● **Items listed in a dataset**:
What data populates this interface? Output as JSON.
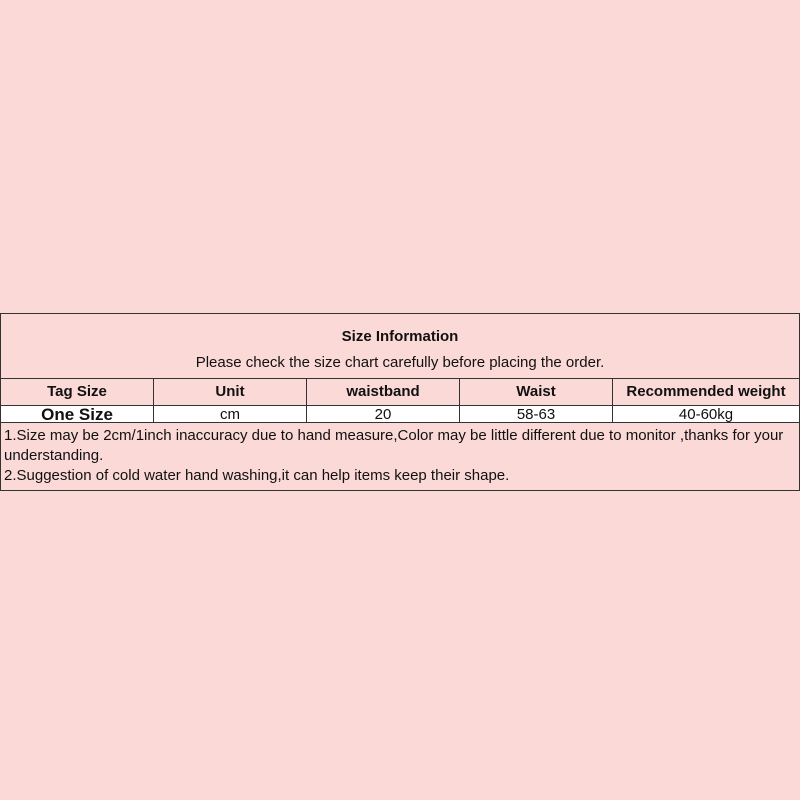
{
  "title": "Size Information",
  "subtitle": "Please check the size chart carefully before placing the order.",
  "headers": [
    "Tag Size",
    "Unit",
    "waistband",
    "Waist",
    "Recommended weight"
  ],
  "rows": [
    [
      "One Size",
      "cm",
      "20",
      "58-63",
      "40-60kg"
    ]
  ],
  "notes": [
    "1.Size may be 2cm/1inch inaccuracy due to hand measure,Color may be little different due to monitor ,thanks for your understanding.",
    "2.Suggestion of cold water hand washing,it can help items keep their shape."
  ],
  "colors": {
    "background": "#fbd9d7",
    "data_row": "#ffffff",
    "border": "#333333"
  }
}
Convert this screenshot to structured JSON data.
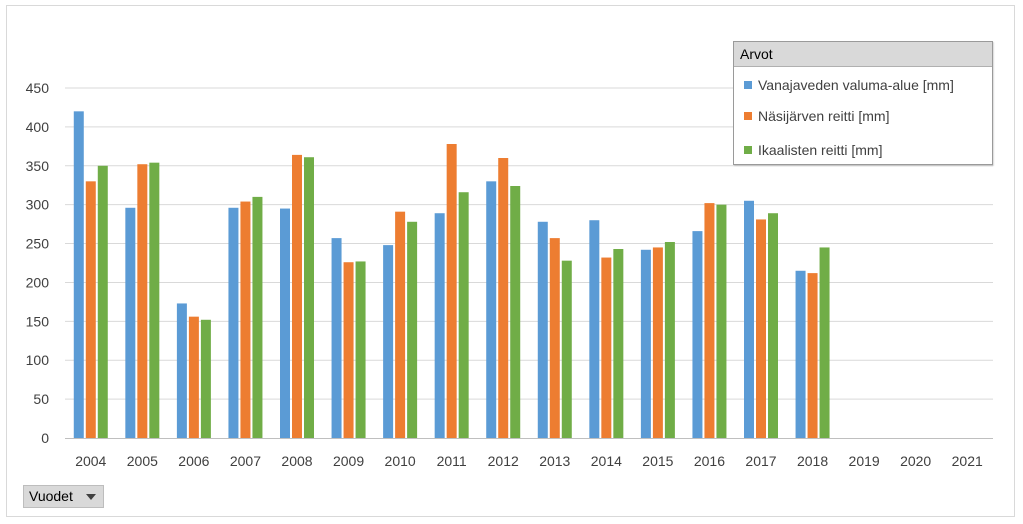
{
  "chart_data": {
    "type": "bar",
    "categories": [
      "2004",
      "2005",
      "2006",
      "2007",
      "2008",
      "2009",
      "2010",
      "2011",
      "2012",
      "2013",
      "2014",
      "2015",
      "2016",
      "2017",
      "2018",
      "2019",
      "2020",
      "2021"
    ],
    "series": [
      {
        "name": "Vanajaveden valuma-alue [mm]",
        "color": "#5b9bd5",
        "values": [
          420,
          296,
          173,
          296,
          295,
          257,
          248,
          289,
          330,
          278,
          280,
          242,
          266,
          305,
          215,
          null,
          null,
          null
        ]
      },
      {
        "name": "Näsijärven reitti [mm]",
        "color": "#ed7d31",
        "values": [
          330,
          352,
          156,
          304,
          364,
          226,
          291,
          378,
          360,
          257,
          232,
          245,
          302,
          281,
          212,
          null,
          null,
          null
        ]
      },
      {
        "name": "Ikaalisten reitti [mm]",
        "color": "#70ad47",
        "values": [
          350,
          354,
          152,
          310,
          361,
          227,
          278,
          316,
          324,
          228,
          243,
          252,
          300,
          289,
          245,
          null,
          null,
          null
        ]
      }
    ],
    "ylim": [
      0,
      450
    ],
    "yticks": [
      0,
      50,
      100,
      150,
      200,
      250,
      300,
      350,
      400,
      450
    ],
    "grid": true,
    "legend_title": "Arvot",
    "legend_position": "top-right"
  },
  "filter": {
    "label": "Vuodet"
  }
}
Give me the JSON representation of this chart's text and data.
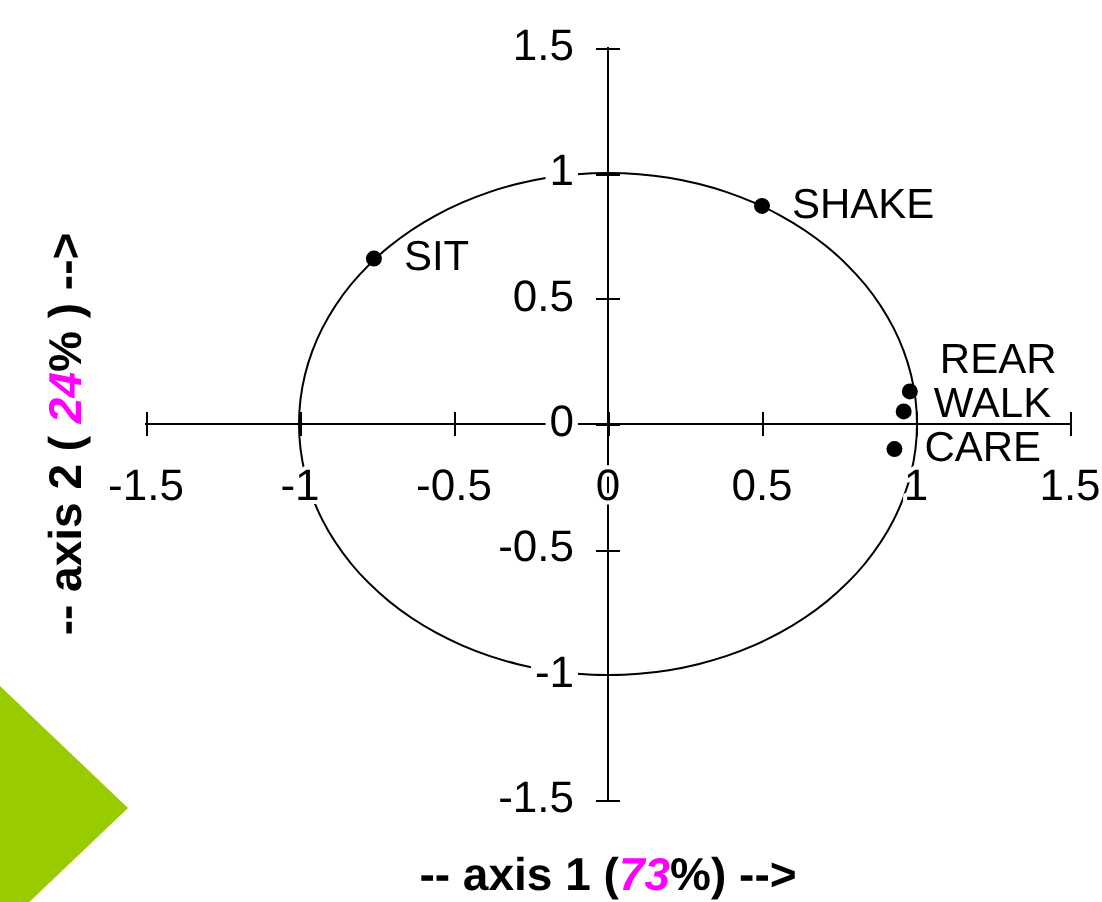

● **Directive**:
Only the number is wanted: count the lines of the records that hold the word "hand".

● **Exercise answer**:
2